◆ The request:
Do not copy the pictures; transcribe all other material exactly.
─── Records for the exercise ───
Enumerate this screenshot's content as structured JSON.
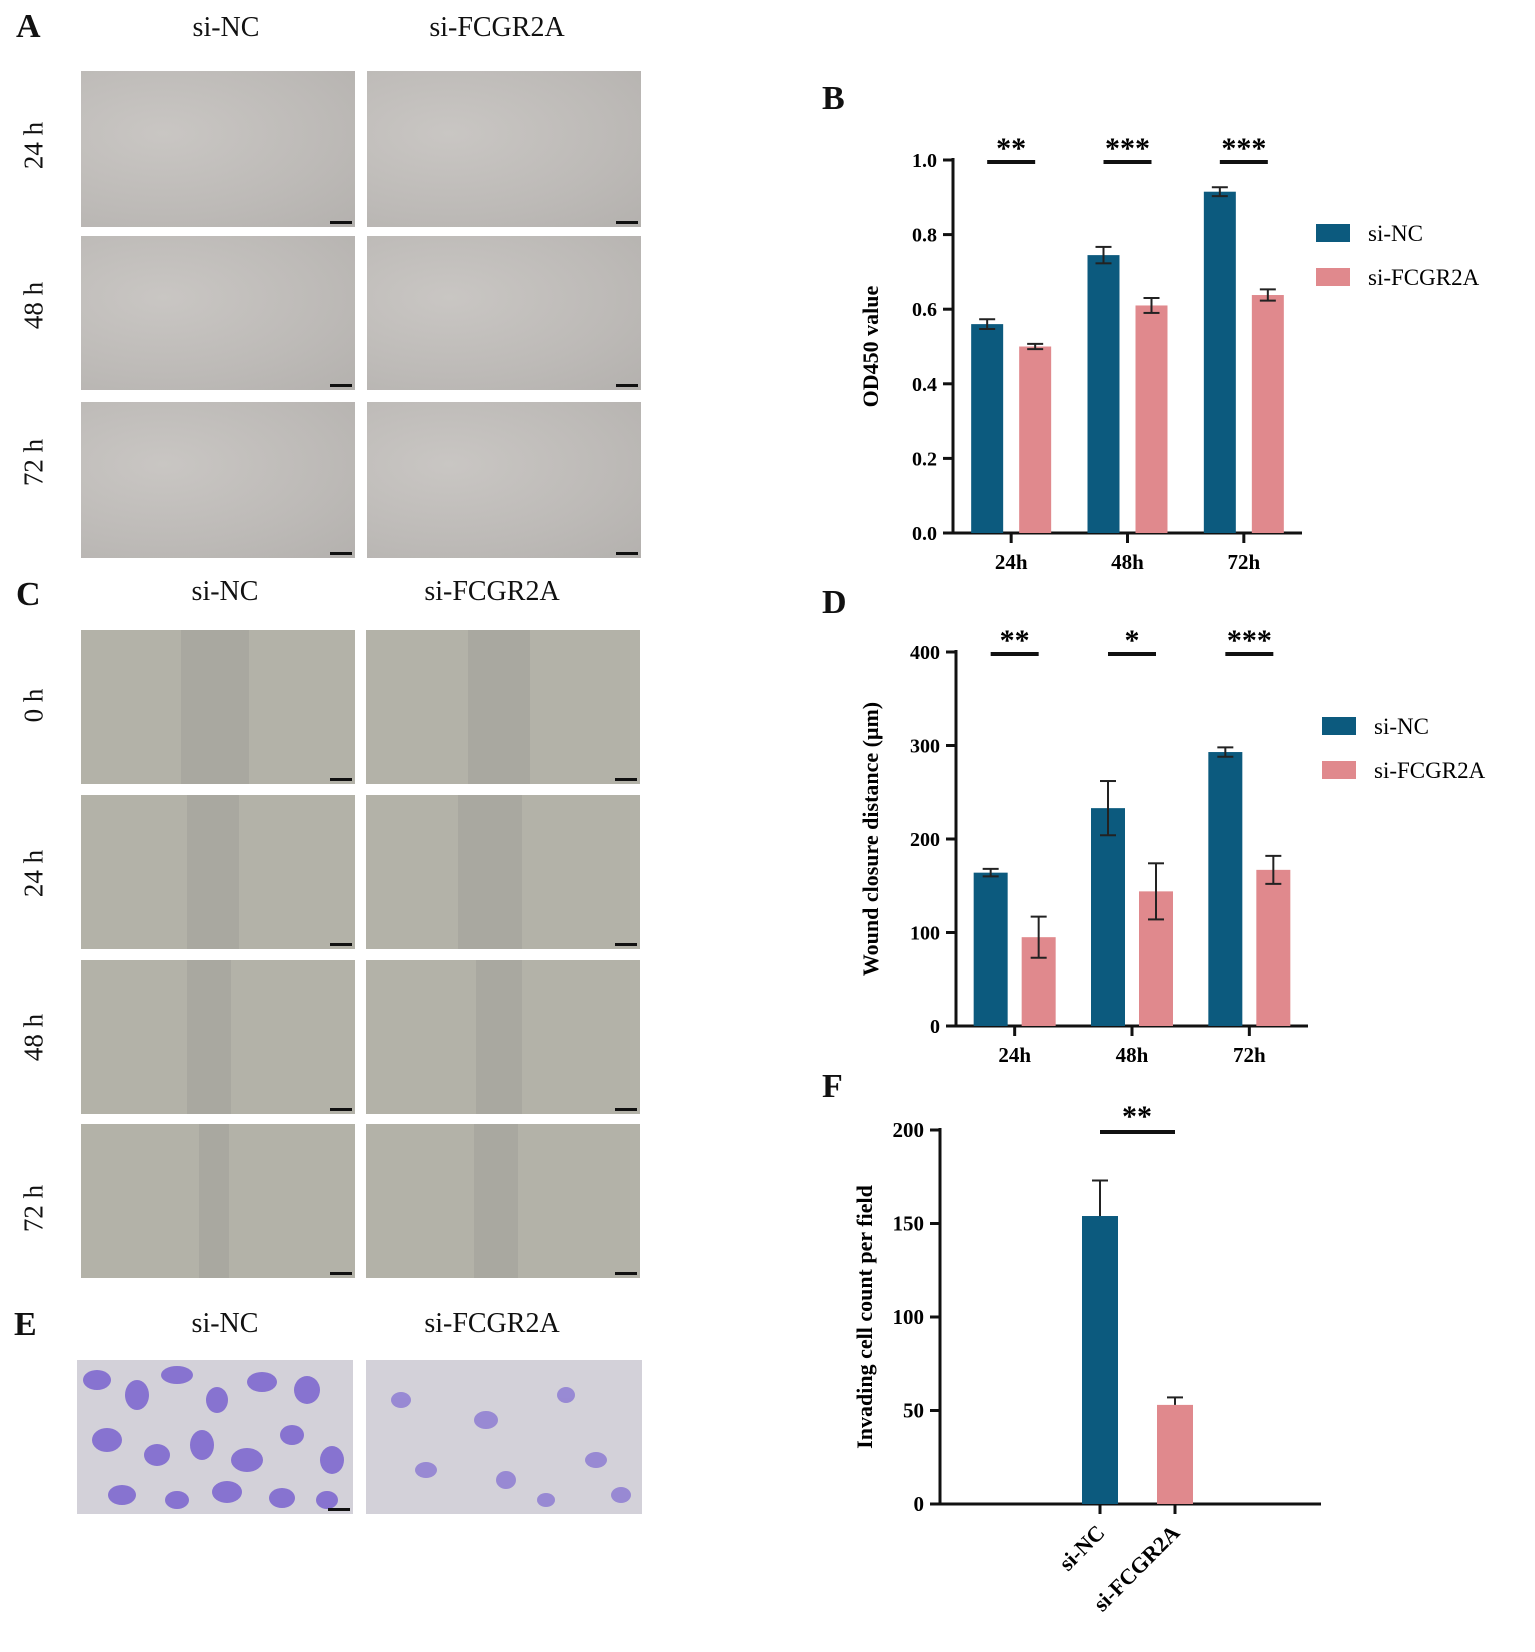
{
  "panels": {
    "A": {
      "letter": "A",
      "columns": [
        "si-NC",
        "si-FCGR2A"
      ],
      "rows": [
        "24 h",
        "48 h",
        "72 h"
      ]
    },
    "C": {
      "letter": "C",
      "columns": [
        "si-NC",
        "si-FCGR2A"
      ],
      "rows": [
        "0 h",
        "24 h",
        "48 h",
        "72 h"
      ]
    },
    "E": {
      "letter": "E",
      "columns": [
        "si-NC",
        "si-FCGR2A"
      ]
    },
    "B": {
      "letter": "B"
    },
    "D": {
      "letter": "D"
    },
    "F": {
      "letter": "F"
    }
  },
  "colors": {
    "si_NC": "#0c5a7e",
    "si_FCGR2A": "#e0898d"
  },
  "chart_data": [
    {
      "id": "B",
      "type": "bar",
      "categories": [
        "24h",
        "48h",
        "72h"
      ],
      "series": [
        {
          "name": "si-NC",
          "values": [
            0.56,
            0.745,
            0.915
          ],
          "errors": [
            0.013,
            0.022,
            0.012
          ]
        },
        {
          "name": "si-FCGR2A",
          "values": [
            0.5,
            0.61,
            0.638
          ],
          "errors": [
            0.007,
            0.02,
            0.015
          ]
        }
      ],
      "significance": [
        "**",
        "***",
        "***"
      ],
      "ylabel": "OD450 value",
      "ylim": [
        0,
        1.0
      ],
      "yticks": [
        "0.0",
        "0.2",
        "0.4",
        "0.6",
        "0.8",
        "1.0"
      ],
      "legend": "right"
    },
    {
      "id": "D",
      "type": "bar",
      "categories": [
        "24h",
        "48h",
        "72h"
      ],
      "series": [
        {
          "name": "si-NC",
          "values": [
            164,
            233,
            293
          ],
          "errors": [
            4,
            29,
            5
          ]
        },
        {
          "name": "si-FCGR2A",
          "values": [
            95,
            144,
            167
          ],
          "errors": [
            22,
            30,
            15
          ]
        }
      ],
      "significance": [
        "**",
        "*",
        "***"
      ],
      "ylabel": "Wound closure distance (μm)",
      "ylim": [
        0,
        400
      ],
      "yticks": [
        "0",
        "100",
        "200",
        "300",
        "400"
      ],
      "legend": "right"
    },
    {
      "id": "F",
      "type": "bar",
      "categories": [
        "si-NC",
        "si-FCGR2A"
      ],
      "values": [
        154,
        53
      ],
      "errors": [
        19,
        4
      ],
      "significance": "**",
      "ylabel": "Invading cell count per field",
      "ylim": [
        0,
        200
      ],
      "yticks": [
        "0",
        "50",
        "100",
        "150",
        "200"
      ]
    }
  ]
}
───
◆ Response:
Enumerate this screenshot's content as structured JSON.
{
  "panels": {
    "A": {
      "letter": "A",
      "columns": [
        "si-NC",
        "si-FCGR2A"
      ],
      "rows": [
        "24 h",
        "48 h",
        "72 h"
      ]
    },
    "C": {
      "letter": "C",
      "columns": [
        "si-NC",
        "si-FCGR2A"
      ],
      "rows": [
        "0 h",
        "24 h",
        "48 h",
        "72 h"
      ]
    },
    "E": {
      "letter": "E",
      "columns": [
        "si-NC",
        "si-FCGR2A"
      ]
    },
    "B": {
      "letter": "B"
    },
    "D": {
      "letter": "D"
    },
    "F": {
      "letter": "F"
    }
  },
  "colors": {
    "si_NC": "#0c5a7e",
    "si_FCGR2A": "#e0898d"
  },
  "chart_data": [
    {
      "id": "B",
      "type": "bar",
      "categories": [
        "24h",
        "48h",
        "72h"
      ],
      "series": [
        {
          "name": "si-NC",
          "values": [
            0.56,
            0.745,
            0.915
          ],
          "errors": [
            0.013,
            0.022,
            0.012
          ]
        },
        {
          "name": "si-FCGR2A",
          "values": [
            0.5,
            0.61,
            0.638
          ],
          "errors": [
            0.007,
            0.02,
            0.015
          ]
        }
      ],
      "significance": [
        "**",
        "***",
        "***"
      ],
      "ylabel": "OD450 value",
      "ylim": [
        0,
        1.0
      ],
      "yticks": [
        "0.0",
        "0.2",
        "0.4",
        "0.6",
        "0.8",
        "1.0"
      ],
      "legend": "right"
    },
    {
      "id": "D",
      "type": "bar",
      "categories": [
        "24h",
        "48h",
        "72h"
      ],
      "series": [
        {
          "name": "si-NC",
          "values": [
            164,
            233,
            293
          ],
          "errors": [
            4,
            29,
            5
          ]
        },
        {
          "name": "si-FCGR2A",
          "values": [
            95,
            144,
            167
          ],
          "errors": [
            22,
            30,
            15
          ]
        }
      ],
      "significance": [
        "**",
        "*",
        "***"
      ],
      "ylabel": "Wound closure distance (μm)",
      "ylim": [
        0,
        400
      ],
      "yticks": [
        "0",
        "100",
        "200",
        "300",
        "400"
      ],
      "legend": "right"
    },
    {
      "id": "F",
      "type": "bar",
      "categories": [
        "si-NC",
        "si-FCGR2A"
      ],
      "values": [
        154,
        53
      ],
      "errors": [
        19,
        4
      ],
      "significance": "**",
      "ylabel": "Invading cell count per field",
      "ylim": [
        0,
        200
      ],
      "yticks": [
        "0",
        "50",
        "100",
        "150",
        "200"
      ]
    }
  ]
}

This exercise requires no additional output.